Stored records –
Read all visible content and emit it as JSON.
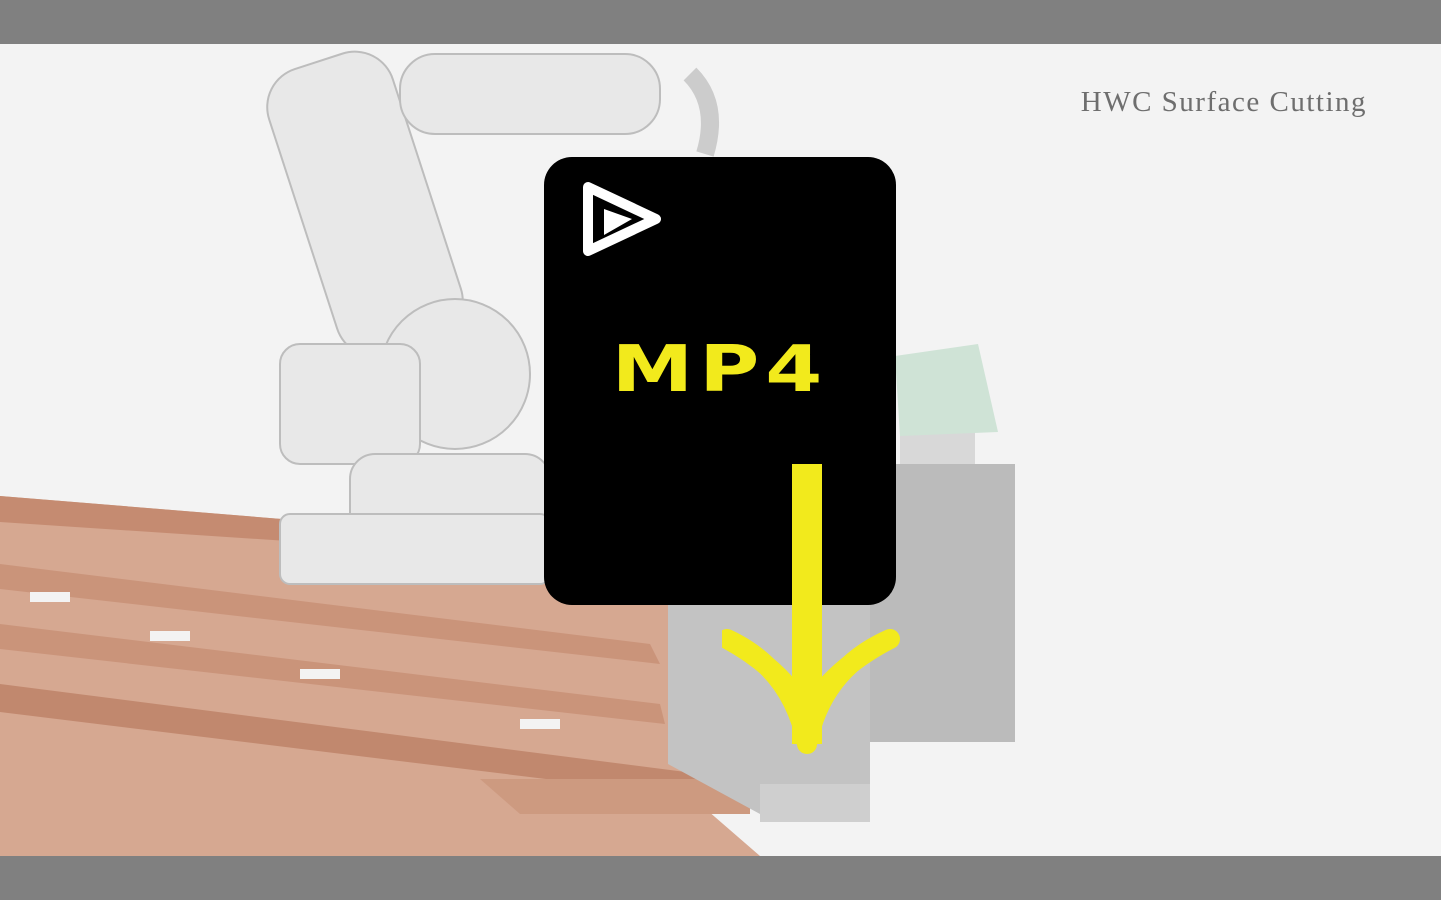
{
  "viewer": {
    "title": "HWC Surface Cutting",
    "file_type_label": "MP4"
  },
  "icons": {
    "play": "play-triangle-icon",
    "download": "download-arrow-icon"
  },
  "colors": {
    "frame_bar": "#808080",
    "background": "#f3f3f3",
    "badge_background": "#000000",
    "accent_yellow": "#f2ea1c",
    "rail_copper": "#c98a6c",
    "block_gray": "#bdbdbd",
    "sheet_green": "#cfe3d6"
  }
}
--
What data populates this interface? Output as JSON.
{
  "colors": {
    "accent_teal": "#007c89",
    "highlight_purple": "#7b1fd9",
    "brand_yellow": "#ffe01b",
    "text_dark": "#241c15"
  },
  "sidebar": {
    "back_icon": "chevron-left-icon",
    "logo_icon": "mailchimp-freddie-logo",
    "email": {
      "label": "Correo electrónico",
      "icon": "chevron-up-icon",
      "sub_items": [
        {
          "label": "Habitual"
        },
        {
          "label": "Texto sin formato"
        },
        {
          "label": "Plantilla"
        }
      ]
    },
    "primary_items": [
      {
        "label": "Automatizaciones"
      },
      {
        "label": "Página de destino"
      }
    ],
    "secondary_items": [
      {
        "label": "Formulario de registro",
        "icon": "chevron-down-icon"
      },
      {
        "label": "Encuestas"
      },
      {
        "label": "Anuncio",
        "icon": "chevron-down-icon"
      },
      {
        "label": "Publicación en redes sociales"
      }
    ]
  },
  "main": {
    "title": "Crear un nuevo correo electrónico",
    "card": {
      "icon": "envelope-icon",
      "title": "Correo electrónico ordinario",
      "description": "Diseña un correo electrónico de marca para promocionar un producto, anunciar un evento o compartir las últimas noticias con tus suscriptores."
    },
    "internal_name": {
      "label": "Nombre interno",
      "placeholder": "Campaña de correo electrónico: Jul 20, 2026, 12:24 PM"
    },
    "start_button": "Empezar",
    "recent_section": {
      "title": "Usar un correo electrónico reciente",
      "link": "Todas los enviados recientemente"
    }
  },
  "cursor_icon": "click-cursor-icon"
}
---
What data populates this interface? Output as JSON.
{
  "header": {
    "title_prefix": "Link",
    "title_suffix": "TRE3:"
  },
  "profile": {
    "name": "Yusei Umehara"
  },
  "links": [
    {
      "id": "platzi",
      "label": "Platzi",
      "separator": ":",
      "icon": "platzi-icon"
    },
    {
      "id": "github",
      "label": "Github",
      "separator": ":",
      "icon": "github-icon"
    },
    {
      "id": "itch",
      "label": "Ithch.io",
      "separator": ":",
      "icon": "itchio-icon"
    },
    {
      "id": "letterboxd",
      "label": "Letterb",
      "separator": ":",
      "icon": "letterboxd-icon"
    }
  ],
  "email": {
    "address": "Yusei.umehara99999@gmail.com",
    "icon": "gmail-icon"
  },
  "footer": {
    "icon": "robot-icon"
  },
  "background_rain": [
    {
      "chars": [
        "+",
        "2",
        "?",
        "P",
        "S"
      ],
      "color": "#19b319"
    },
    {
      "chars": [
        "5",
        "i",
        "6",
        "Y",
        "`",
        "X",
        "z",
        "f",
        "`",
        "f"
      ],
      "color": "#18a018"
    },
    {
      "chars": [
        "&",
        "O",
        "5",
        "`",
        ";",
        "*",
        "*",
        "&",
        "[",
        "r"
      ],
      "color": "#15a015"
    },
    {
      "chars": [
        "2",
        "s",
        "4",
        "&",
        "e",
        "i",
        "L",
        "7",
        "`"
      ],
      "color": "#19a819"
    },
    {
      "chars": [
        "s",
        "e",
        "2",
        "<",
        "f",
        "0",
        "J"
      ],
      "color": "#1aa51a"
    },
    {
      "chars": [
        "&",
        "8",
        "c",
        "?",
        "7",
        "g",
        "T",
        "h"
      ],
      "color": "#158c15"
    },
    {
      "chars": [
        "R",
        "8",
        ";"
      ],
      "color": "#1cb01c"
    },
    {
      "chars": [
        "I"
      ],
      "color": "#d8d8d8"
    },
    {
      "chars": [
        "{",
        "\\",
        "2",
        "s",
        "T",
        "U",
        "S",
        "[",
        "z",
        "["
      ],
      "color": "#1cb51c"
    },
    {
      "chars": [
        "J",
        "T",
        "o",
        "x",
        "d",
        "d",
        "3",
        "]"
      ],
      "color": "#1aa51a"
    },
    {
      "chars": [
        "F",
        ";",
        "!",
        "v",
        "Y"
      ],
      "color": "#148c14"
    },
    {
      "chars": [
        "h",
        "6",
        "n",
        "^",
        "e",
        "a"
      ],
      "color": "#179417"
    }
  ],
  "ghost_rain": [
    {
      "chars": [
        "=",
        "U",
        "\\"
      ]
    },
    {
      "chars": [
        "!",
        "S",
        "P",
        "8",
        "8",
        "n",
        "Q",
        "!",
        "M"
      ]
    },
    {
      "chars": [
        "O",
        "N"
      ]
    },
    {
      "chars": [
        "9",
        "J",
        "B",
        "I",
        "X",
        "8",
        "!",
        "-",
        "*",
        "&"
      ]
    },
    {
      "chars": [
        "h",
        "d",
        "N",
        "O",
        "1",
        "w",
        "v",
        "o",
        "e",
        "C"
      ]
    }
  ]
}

What you should do – Locate each line containing the string "gmail" and show it.

Task solution –
    "address": "Yusei.umehara99999@gmail.com",
    "icon": "gmail-icon"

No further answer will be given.